#### WHAT YOU NEED TO DO:
Retype the material that follows, keeping every word as it is.

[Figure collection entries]
------------------------------------------------------------------------
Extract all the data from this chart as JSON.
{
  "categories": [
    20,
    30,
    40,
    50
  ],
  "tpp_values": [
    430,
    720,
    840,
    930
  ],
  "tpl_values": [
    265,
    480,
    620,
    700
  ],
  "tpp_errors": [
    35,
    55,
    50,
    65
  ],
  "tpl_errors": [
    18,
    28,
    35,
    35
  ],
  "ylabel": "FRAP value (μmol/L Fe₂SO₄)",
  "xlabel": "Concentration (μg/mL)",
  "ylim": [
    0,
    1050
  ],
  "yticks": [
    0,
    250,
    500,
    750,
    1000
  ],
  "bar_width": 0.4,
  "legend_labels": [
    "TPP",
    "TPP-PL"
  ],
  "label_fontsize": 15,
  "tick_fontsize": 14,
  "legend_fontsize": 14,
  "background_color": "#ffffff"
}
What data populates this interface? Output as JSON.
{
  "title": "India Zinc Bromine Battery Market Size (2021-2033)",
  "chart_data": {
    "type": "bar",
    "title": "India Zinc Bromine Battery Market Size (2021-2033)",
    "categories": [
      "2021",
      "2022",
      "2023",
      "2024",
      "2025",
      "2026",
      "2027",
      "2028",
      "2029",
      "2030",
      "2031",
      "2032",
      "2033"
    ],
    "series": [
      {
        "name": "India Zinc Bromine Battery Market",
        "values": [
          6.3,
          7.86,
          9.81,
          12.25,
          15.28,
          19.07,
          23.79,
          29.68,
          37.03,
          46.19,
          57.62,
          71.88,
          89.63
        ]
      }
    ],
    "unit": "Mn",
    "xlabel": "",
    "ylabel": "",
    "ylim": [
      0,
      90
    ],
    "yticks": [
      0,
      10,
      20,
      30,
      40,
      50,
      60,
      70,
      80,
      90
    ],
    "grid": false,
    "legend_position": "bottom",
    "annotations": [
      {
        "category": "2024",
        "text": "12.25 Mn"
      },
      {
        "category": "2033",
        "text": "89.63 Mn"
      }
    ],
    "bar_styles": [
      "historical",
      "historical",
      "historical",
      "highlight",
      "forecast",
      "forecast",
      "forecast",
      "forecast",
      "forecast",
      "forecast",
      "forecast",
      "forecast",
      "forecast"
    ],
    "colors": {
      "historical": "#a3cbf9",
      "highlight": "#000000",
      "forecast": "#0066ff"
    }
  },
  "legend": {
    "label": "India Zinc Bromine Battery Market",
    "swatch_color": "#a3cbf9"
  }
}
------------------------------------------------------------------------
#### EXERCISE SOLUTION:
Extract all the data from this chart as JSON.
{
  "categories": [
    20,
    30,
    40,
    50
  ],
  "tpp_values": [
    430,
    720,
    840,
    930
  ],
  "tpl_values": [
    265,
    480,
    620,
    700
  ],
  "tpp_errors": [
    35,
    55,
    50,
    65
  ],
  "tpl_errors": [
    18,
    28,
    35,
    35
  ],
  "ylabel": "FRAP value (μmol/L Fe₂SO₄)",
  "xlabel": "Concentration (μg/mL)",
  "ylim": [
    0,
    1050
  ],
  "yticks": [
    0,
    250,
    500,
    750,
    1000
  ],
  "bar_width": 0.4,
  "legend_labels": [
    "TPP",
    "TPP-PL"
  ],
  "label_fontsize": 15,
  "tick_fontsize": 14,
  "legend_fontsize": 14,
  "background_color": "#ffffff"
}
What data populates this interface? Output as JSON.
{
  "title": "India Zinc Bromine Battery Market Size (2021-2033)",
  "chart_data": {
    "type": "bar",
    "title": "India Zinc Bromine Battery Market Size (2021-2033)",
    "categories": [
      "2021",
      "2022",
      "2023",
      "2024",
      "2025",
      "2026",
      "2027",
      "2028",
      "2029",
      "2030",
      "2031",
      "2032",
      "2033"
    ],
    "series": [
      {
        "name": "India Zinc Bromine Battery Market",
        "values": [
          6.3,
          7.86,
          9.81,
          12.25,
          15.28,
          19.07,
          23.79,
          29.68,
          37.03,
          46.19,
          57.62,
          71.88,
          89.63
        ]
      }
    ],
    "unit": "Mn",
    "xlabel": "",
    "ylabel": "",
    "ylim": [
      0,
      90
    ],
    "yticks": [
      0,
      10,
      20,
      30,
      40,
      50,
      60,
      70,
      80,
      90
    ],
    "grid": false,
    "legend_position": "bottom",
    "annotations": [
      {
        "category": "2024",
        "text": "12.25 Mn"
      },
      {
        "category": "2033",
        "text": "89.63 Mn"
      }
    ],
    "bar_styles": [
      "historical",
      "historical",
      "historical",
      "highlight",
      "forecast",
      "forecast",
      "forecast",
      "forecast",
      "forecast",
      "forecast",
      "forecast",
      "forecast",
      "forecast"
    ],
    "colors": {
      "historical": "#a3cbf9",
      "highlight": "#000000",
      "forecast": "#0066ff"
    }
  },
  "legend": {
    "label": "India Zinc Bromine Battery Market",
    "swatch_color": "#a3cbf9"
  }
}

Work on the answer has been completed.